= Job =
Pictures stay out; everything else in the records below is copied exactly.

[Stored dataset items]
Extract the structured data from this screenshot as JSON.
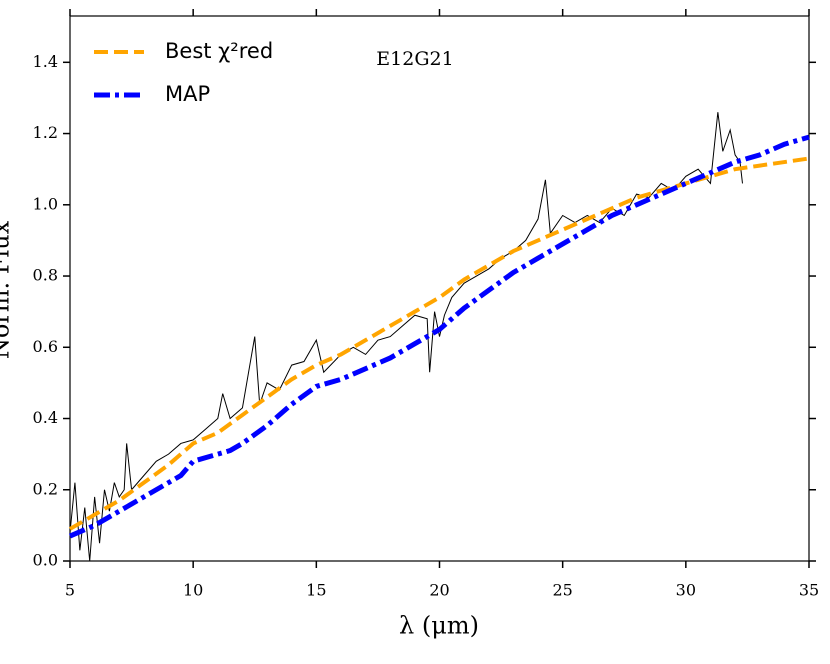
{
  "chart_data": {
    "type": "line",
    "xlabel": "λ (μm)",
    "ylabel": "Norm. Flux",
    "annotation": "E12G21",
    "xlim": [
      5,
      35
    ],
    "xticks": [
      5,
      10,
      15,
      20,
      25,
      30,
      35
    ],
    "ylim": [
      0,
      1.53
    ],
    "yticks": [
      {
        "value": 0,
        "label": "0.0"
      },
      {
        "value": 0.2,
        "label": "0.2"
      },
      {
        "value": 0.4,
        "label": "0.4"
      },
      {
        "value": 0.6,
        "label": "0.6"
      },
      {
        "value": 0.8,
        "label": "0.8"
      },
      {
        "value": 1.0,
        "label": "1.0"
      },
      {
        "value": 1.2,
        "label": "1.2"
      },
      {
        "value": 1.4,
        "label": "1.4"
      }
    ],
    "legend": "upper left",
    "series": [
      {
        "color": "#000000",
        "style": "solid",
        "width": 1,
        "x": [
          5,
          5.2,
          5.4,
          5.6,
          5.8,
          6.0,
          6.2,
          6.4,
          6.6,
          6.8,
          7.0,
          7.2,
          7.3,
          7.5,
          8,
          8.5,
          9,
          9.5,
          10,
          10.5,
          11,
          11.2,
          11.5,
          12,
          12.3,
          12.5,
          12.7,
          13,
          13.5,
          14,
          14.5,
          15,
          15.3,
          16,
          16.5,
          17,
          17.5,
          18,
          18.5,
          19,
          19.5,
          19.6,
          19.8,
          20,
          20.2,
          20.5,
          21,
          21.5,
          22,
          22.5,
          23,
          23.5,
          24,
          24.3,
          24.5,
          25,
          25.5,
          26,
          26.5,
          27,
          27.5,
          28,
          28.5,
          29,
          29.5,
          30,
          30.5,
          31,
          31.3,
          31.5,
          31.8,
          32,
          32.2,
          32.3
        ],
        "values": [
          0.08,
          0.22,
          0.03,
          0.15,
          0.0,
          0.18,
          0.05,
          0.2,
          0.14,
          0.22,
          0.18,
          0.2,
          0.33,
          0.2,
          0.24,
          0.28,
          0.3,
          0.33,
          0.34,
          0.37,
          0.4,
          0.47,
          0.4,
          0.43,
          0.55,
          0.63,
          0.44,
          0.5,
          0.48,
          0.55,
          0.56,
          0.62,
          0.53,
          0.58,
          0.6,
          0.58,
          0.62,
          0.63,
          0.66,
          0.69,
          0.68,
          0.53,
          0.7,
          0.63,
          0.69,
          0.74,
          0.78,
          0.8,
          0.82,
          0.85,
          0.87,
          0.9,
          0.96,
          1.07,
          0.92,
          0.97,
          0.95,
          0.97,
          0.95,
          0.99,
          0.97,
          1.03,
          1.02,
          1.06,
          1.04,
          1.08,
          1.1,
          1.06,
          1.26,
          1.15,
          1.21,
          1.14,
          1.12,
          1.06
        ]
      },
      {
        "name": "Best χ²red",
        "color": "#ffa500",
        "style": "dashed",
        "width": 4,
        "x": [
          5,
          7,
          9,
          10,
          11,
          12,
          13,
          14,
          15,
          16,
          17,
          18,
          19,
          20,
          21,
          22,
          23,
          24,
          25,
          26,
          27,
          28,
          29,
          30,
          31,
          32,
          33,
          34,
          35
        ],
        "values": [
          0.09,
          0.17,
          0.27,
          0.33,
          0.36,
          0.41,
          0.46,
          0.51,
          0.55,
          0.58,
          0.62,
          0.66,
          0.7,
          0.74,
          0.79,
          0.83,
          0.87,
          0.9,
          0.93,
          0.96,
          0.99,
          1.02,
          1.04,
          1.06,
          1.08,
          1.1,
          1.11,
          1.12,
          1.13
        ]
      },
      {
        "name": "MAP",
        "color": "#0000ff",
        "style": "dashdot",
        "width": 5,
        "x": [
          5,
          6,
          7,
          8,
          9,
          9.5,
          10,
          11,
          11.5,
          12,
          13,
          14,
          15,
          16,
          17,
          18,
          19,
          20,
          21,
          22,
          23,
          24,
          25,
          26,
          27,
          28,
          29,
          30,
          31,
          32,
          33,
          34,
          35
        ],
        "values": [
          0.07,
          0.1,
          0.14,
          0.18,
          0.22,
          0.24,
          0.28,
          0.3,
          0.31,
          0.33,
          0.38,
          0.44,
          0.49,
          0.51,
          0.54,
          0.57,
          0.61,
          0.65,
          0.71,
          0.76,
          0.81,
          0.85,
          0.89,
          0.93,
          0.97,
          1.0,
          1.03,
          1.06,
          1.09,
          1.12,
          1.14,
          1.17,
          1.19
        ]
      }
    ]
  }
}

= Correct answer =
Extract the structured data from this screenshot as JSON.
{
  "chart_data": {
    "type": "line",
    "xlabel": "λ (μm)",
    "ylabel": "Norm. Flux",
    "annotation": "E12G21",
    "xlim": [
      5,
      35
    ],
    "xticks": [
      5,
      10,
      15,
      20,
      25,
      30,
      35
    ],
    "ylim": [
      0,
      1.53
    ],
    "yticks": [
      {
        "value": 0,
        "label": "0.0"
      },
      {
        "value": 0.2,
        "label": "0.2"
      },
      {
        "value": 0.4,
        "label": "0.4"
      },
      {
        "value": 0.6,
        "label": "0.6"
      },
      {
        "value": 0.8,
        "label": "0.8"
      },
      {
        "value": 1.0,
        "label": "1.0"
      },
      {
        "value": 1.2,
        "label": "1.2"
      },
      {
        "value": 1.4,
        "label": "1.4"
      }
    ],
    "legend": "upper left",
    "series": [
      {
        "color": "#000000",
        "style": "solid",
        "width": 1,
        "x": [
          5,
          5.2,
          5.4,
          5.6,
          5.8,
          6.0,
          6.2,
          6.4,
          6.6,
          6.8,
          7.0,
          7.2,
          7.3,
          7.5,
          8,
          8.5,
          9,
          9.5,
          10,
          10.5,
          11,
          11.2,
          11.5,
          12,
          12.3,
          12.5,
          12.7,
          13,
          13.5,
          14,
          14.5,
          15,
          15.3,
          16,
          16.5,
          17,
          17.5,
          18,
          18.5,
          19,
          19.5,
          19.6,
          19.8,
          20,
          20.2,
          20.5,
          21,
          21.5,
          22,
          22.5,
          23,
          23.5,
          24,
          24.3,
          24.5,
          25,
          25.5,
          26,
          26.5,
          27,
          27.5,
          28,
          28.5,
          29,
          29.5,
          30,
          30.5,
          31,
          31.3,
          31.5,
          31.8,
          32,
          32.2,
          32.3
        ],
        "values": [
          0.08,
          0.22,
          0.03,
          0.15,
          0.0,
          0.18,
          0.05,
          0.2,
          0.14,
          0.22,
          0.18,
          0.2,
          0.33,
          0.2,
          0.24,
          0.28,
          0.3,
          0.33,
          0.34,
          0.37,
          0.4,
          0.47,
          0.4,
          0.43,
          0.55,
          0.63,
          0.44,
          0.5,
          0.48,
          0.55,
          0.56,
          0.62,
          0.53,
          0.58,
          0.6,
          0.58,
          0.62,
          0.63,
          0.66,
          0.69,
          0.68,
          0.53,
          0.7,
          0.63,
          0.69,
          0.74,
          0.78,
          0.8,
          0.82,
          0.85,
          0.87,
          0.9,
          0.96,
          1.07,
          0.92,
          0.97,
          0.95,
          0.97,
          0.95,
          0.99,
          0.97,
          1.03,
          1.02,
          1.06,
          1.04,
          1.08,
          1.1,
          1.06,
          1.26,
          1.15,
          1.21,
          1.14,
          1.12,
          1.06
        ]
      },
      {
        "name": "Best χ²red",
        "color": "#ffa500",
        "style": "dashed",
        "width": 4,
        "x": [
          5,
          7,
          9,
          10,
          11,
          12,
          13,
          14,
          15,
          16,
          17,
          18,
          19,
          20,
          21,
          22,
          23,
          24,
          25,
          26,
          27,
          28,
          29,
          30,
          31,
          32,
          33,
          34,
          35
        ],
        "values": [
          0.09,
          0.17,
          0.27,
          0.33,
          0.36,
          0.41,
          0.46,
          0.51,
          0.55,
          0.58,
          0.62,
          0.66,
          0.7,
          0.74,
          0.79,
          0.83,
          0.87,
          0.9,
          0.93,
          0.96,
          0.99,
          1.02,
          1.04,
          1.06,
          1.08,
          1.1,
          1.11,
          1.12,
          1.13
        ]
      },
      {
        "name": "MAP",
        "color": "#0000ff",
        "style": "dashdot",
        "width": 5,
        "x": [
          5,
          6,
          7,
          8,
          9,
          9.5,
          10,
          11,
          11.5,
          12,
          13,
          14,
          15,
          16,
          17,
          18,
          19,
          20,
          21,
          22,
          23,
          24,
          25,
          26,
          27,
          28,
          29,
          30,
          31,
          32,
          33,
          34,
          35
        ],
        "values": [
          0.07,
          0.1,
          0.14,
          0.18,
          0.22,
          0.24,
          0.28,
          0.3,
          0.31,
          0.33,
          0.38,
          0.44,
          0.49,
          0.51,
          0.54,
          0.57,
          0.61,
          0.65,
          0.71,
          0.76,
          0.81,
          0.85,
          0.89,
          0.93,
          0.97,
          1.0,
          1.03,
          1.06,
          1.09,
          1.12,
          1.14,
          1.17,
          1.19
        ]
      }
    ]
  }
}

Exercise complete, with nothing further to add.